● Job
Below are the records; locate each line with the word "name" and copy it.

● The data
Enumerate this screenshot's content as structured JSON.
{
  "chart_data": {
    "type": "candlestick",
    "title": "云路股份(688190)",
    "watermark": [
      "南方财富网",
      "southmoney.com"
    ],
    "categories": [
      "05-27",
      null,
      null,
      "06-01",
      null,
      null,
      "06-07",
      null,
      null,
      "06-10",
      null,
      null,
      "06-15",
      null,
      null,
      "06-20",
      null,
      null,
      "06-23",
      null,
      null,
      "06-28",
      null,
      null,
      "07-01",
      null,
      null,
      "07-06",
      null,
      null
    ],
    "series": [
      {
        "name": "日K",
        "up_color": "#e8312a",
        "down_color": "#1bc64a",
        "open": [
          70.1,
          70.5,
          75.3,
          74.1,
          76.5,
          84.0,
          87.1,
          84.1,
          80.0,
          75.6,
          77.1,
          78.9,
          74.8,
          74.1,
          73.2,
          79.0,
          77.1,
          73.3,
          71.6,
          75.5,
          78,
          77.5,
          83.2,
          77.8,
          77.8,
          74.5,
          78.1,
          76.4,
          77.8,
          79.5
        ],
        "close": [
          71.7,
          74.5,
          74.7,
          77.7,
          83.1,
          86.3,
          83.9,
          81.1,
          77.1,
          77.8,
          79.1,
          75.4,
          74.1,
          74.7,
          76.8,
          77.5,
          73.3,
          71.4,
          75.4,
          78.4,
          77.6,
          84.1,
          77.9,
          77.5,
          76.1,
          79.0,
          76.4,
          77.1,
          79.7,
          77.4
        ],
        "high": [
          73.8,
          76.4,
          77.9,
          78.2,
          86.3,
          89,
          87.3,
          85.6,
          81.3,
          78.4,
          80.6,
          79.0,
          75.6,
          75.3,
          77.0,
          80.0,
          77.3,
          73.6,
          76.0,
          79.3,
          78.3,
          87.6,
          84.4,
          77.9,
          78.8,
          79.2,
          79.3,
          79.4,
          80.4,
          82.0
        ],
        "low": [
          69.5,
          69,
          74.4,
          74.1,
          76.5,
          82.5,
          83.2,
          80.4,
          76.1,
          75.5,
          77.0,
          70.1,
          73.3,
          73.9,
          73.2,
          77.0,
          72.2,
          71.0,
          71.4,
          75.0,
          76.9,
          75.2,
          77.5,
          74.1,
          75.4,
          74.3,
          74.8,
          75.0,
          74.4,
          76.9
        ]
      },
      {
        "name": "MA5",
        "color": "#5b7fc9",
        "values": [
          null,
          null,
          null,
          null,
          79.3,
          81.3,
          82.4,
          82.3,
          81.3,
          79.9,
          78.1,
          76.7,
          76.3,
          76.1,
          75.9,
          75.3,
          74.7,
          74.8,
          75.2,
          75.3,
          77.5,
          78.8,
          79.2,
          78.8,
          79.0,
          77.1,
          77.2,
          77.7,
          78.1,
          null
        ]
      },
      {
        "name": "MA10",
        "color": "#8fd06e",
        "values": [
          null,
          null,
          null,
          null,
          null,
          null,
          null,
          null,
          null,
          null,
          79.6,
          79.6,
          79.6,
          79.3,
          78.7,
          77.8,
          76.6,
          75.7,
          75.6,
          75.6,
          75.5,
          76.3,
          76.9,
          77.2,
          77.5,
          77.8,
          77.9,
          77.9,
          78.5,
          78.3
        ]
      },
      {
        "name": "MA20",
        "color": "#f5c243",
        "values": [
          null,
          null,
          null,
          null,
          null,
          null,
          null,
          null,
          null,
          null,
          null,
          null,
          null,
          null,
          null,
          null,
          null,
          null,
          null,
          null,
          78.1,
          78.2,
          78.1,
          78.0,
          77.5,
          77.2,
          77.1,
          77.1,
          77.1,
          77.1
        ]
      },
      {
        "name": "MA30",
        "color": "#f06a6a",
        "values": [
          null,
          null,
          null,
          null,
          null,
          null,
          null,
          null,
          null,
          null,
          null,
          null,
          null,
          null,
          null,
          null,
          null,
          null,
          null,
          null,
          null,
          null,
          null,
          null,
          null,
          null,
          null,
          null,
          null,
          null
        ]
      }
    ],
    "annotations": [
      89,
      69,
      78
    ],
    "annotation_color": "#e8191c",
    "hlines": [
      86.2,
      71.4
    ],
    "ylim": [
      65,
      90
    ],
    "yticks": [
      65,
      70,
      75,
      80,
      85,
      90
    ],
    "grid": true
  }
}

● Solution for this exercise
        "name": "日K",
        "name": "MA5",
        "name": "MA10",
        "name": "MA20",
        "name": "MA30",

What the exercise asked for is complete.